- _What to work on_
Write out the whole listing again, exactly.

--- START Data provided ---

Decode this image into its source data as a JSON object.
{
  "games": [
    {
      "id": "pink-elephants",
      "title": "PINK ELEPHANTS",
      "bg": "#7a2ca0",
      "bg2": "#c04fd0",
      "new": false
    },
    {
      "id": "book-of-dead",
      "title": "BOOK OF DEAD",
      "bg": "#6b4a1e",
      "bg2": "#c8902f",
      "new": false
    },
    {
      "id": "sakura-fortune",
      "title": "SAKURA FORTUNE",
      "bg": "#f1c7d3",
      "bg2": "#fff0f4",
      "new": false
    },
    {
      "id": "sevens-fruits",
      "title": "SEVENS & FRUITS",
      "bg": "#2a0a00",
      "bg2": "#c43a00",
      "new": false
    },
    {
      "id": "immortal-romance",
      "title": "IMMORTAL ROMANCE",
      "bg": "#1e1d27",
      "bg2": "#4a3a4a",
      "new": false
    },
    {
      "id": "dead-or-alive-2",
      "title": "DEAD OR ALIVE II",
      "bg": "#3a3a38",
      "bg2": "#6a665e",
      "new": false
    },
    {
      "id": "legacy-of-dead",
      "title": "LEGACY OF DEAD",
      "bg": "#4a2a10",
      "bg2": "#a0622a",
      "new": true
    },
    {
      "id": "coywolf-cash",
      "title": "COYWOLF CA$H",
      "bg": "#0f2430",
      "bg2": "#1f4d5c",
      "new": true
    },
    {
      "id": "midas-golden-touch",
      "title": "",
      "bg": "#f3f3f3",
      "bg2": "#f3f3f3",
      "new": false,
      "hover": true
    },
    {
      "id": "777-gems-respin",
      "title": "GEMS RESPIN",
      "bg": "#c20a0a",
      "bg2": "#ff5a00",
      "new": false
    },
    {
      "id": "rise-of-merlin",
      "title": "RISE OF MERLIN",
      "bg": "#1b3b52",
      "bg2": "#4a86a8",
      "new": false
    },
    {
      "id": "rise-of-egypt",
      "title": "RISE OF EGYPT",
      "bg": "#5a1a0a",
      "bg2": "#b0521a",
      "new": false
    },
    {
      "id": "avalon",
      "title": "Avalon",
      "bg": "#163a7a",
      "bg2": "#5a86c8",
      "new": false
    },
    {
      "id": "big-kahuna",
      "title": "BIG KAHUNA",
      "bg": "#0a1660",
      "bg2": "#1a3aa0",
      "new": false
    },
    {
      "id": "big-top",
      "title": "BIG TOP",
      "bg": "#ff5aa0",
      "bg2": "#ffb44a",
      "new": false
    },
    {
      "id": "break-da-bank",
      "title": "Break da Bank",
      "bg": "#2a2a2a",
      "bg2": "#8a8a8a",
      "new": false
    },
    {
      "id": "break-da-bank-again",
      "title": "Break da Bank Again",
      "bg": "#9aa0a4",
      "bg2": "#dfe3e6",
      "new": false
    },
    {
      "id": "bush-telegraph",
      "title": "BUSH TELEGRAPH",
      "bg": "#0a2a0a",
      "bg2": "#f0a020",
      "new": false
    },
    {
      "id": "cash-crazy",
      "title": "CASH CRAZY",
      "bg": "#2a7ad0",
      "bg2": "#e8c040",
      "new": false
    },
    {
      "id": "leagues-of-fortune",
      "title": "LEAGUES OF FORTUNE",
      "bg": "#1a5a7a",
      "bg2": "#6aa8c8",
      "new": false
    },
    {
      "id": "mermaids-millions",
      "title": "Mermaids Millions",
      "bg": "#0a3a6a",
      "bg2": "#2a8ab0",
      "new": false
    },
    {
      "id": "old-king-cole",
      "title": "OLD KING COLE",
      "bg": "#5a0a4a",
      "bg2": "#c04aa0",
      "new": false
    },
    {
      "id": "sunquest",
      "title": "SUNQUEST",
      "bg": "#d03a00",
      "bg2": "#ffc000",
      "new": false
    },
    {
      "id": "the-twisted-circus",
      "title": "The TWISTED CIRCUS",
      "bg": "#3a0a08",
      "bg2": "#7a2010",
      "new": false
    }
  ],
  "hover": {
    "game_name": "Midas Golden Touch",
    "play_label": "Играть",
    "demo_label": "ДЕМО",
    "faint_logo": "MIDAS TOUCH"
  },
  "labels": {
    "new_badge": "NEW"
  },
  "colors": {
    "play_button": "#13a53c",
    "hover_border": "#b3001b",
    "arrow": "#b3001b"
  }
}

--- END Data provided ---

- _The response_
Decode this image into its source data as a JSON object.
{
  "games": [
    {
      "id": "pink-elephants",
      "title": "PINK ELEPHANTS",
      "bg": "#7a2ca0",
      "bg2": "#c04fd0",
      "new": false
    },
    {
      "id": "book-of-dead",
      "title": "BOOK OF DEAD",
      "bg": "#6b4a1e",
      "bg2": "#c8902f",
      "new": false
    },
    {
      "id": "sakura-fortune",
      "title": "SAKURA FORTUNE",
      "bg": "#f1c7d3",
      "bg2": "#fff0f4",
      "new": false
    },
    {
      "id": "sevens-fruits",
      "title": "SEVENS & FRUITS",
      "bg": "#2a0a00",
      "bg2": "#c43a00",
      "new": false
    },
    {
      "id": "immortal-romance",
      "title": "IMMORTAL ROMANCE",
      "bg": "#1e1d27",
      "bg2": "#4a3a4a",
      "new": false
    },
    {
      "id": "dead-or-alive-2",
      "title": "DEAD OR ALIVE II",
      "bg": "#3a3a38",
      "bg2": "#6a665e",
      "new": false
    },
    {
      "id": "legacy-of-dead",
      "title": "LEGACY OF DEAD",
      "bg": "#4a2a10",
      "bg2": "#a0622a",
      "new": true
    },
    {
      "id": "coywolf-cash",
      "title": "COYWOLF CA$H",
      "bg": "#0f2430",
      "bg2": "#1f4d5c",
      "new": true
    },
    {
      "id": "midas-golden-touch",
      "title": "",
      "bg": "#f3f3f3",
      "bg2": "#f3f3f3",
      "new": false,
      "hover": true
    },
    {
      "id": "777-gems-respin",
      "title": "GEMS RESPIN",
      "bg": "#c20a0a",
      "bg2": "#ff5a00",
      "new": false
    },
    {
      "id": "rise-of-merlin",
      "title": "RISE OF MERLIN",
      "bg": "#1b3b52",
      "bg2": "#4a86a8",
      "new": false
    },
    {
      "id": "rise-of-egypt",
      "title": "RISE OF EGYPT",
      "bg": "#5a1a0a",
      "bg2": "#b0521a",
      "new": false
    },
    {
      "id": "avalon",
      "title": "Avalon",
      "bg": "#163a7a",
      "bg2": "#5a86c8",
      "new": false
    },
    {
      "id": "big-kahuna",
      "title": "BIG KAHUNA",
      "bg": "#0a1660",
      "bg2": "#1a3aa0",
      "new": false
    },
    {
      "id": "big-top",
      "title": "BIG TOP",
      "bg": "#ff5aa0",
      "bg2": "#ffb44a",
      "new": false
    },
    {
      "id": "break-da-bank",
      "title": "Break da Bank",
      "bg": "#2a2a2a",
      "bg2": "#8a8a8a",
      "new": false
    },
    {
      "id": "break-da-bank-again",
      "title": "Break da Bank Again",
      "bg": "#9aa0a4",
      "bg2": "#dfe3e6",
      "new": false
    },
    {
      "id": "bush-telegraph",
      "title": "BUSH TELEGRAPH",
      "bg": "#0a2a0a",
      "bg2": "#f0a020",
      "new": false
    },
    {
      "id": "cash-crazy",
      "title": "CASH CRAZY",
      "bg": "#2a7ad0",
      "bg2": "#e8c040",
      "new": false
    },
    {
      "id": "leagues-of-fortune",
      "title": "LEAGUES OF FORTUNE",
      "bg": "#1a5a7a",
      "bg2": "#6aa8c8",
      "new": false
    },
    {
      "id": "mermaids-millions",
      "title": "Mermaids Millions",
      "bg": "#0a3a6a",
      "bg2": "#2a8ab0",
      "new": false
    },
    {
      "id": "old-king-cole",
      "title": "OLD KING COLE",
      "bg": "#5a0a4a",
      "bg2": "#c04aa0",
      "new": false
    },
    {
      "id": "sunquest",
      "title": "SUNQUEST",
      "bg": "#d03a00",
      "bg2": "#ffc000",
      "new": false
    },
    {
      "id": "the-twisted-circus",
      "title": "The TWISTED CIRCUS",
      "bg": "#3a0a08",
      "bg2": "#7a2010",
      "new": false
    }
  ],
  "hover": {
    "game_name": "Midas Golden Touch",
    "play_label": "Играть",
    "demo_label": "ДЕМО",
    "faint_logo": "MIDAS TOUCH"
  },
  "labels": {
    "new_badge": "NEW"
  },
  "colors": {
    "play_button": "#13a53c",
    "hover_border": "#b3001b",
    "arrow": "#b3001b"
  }
}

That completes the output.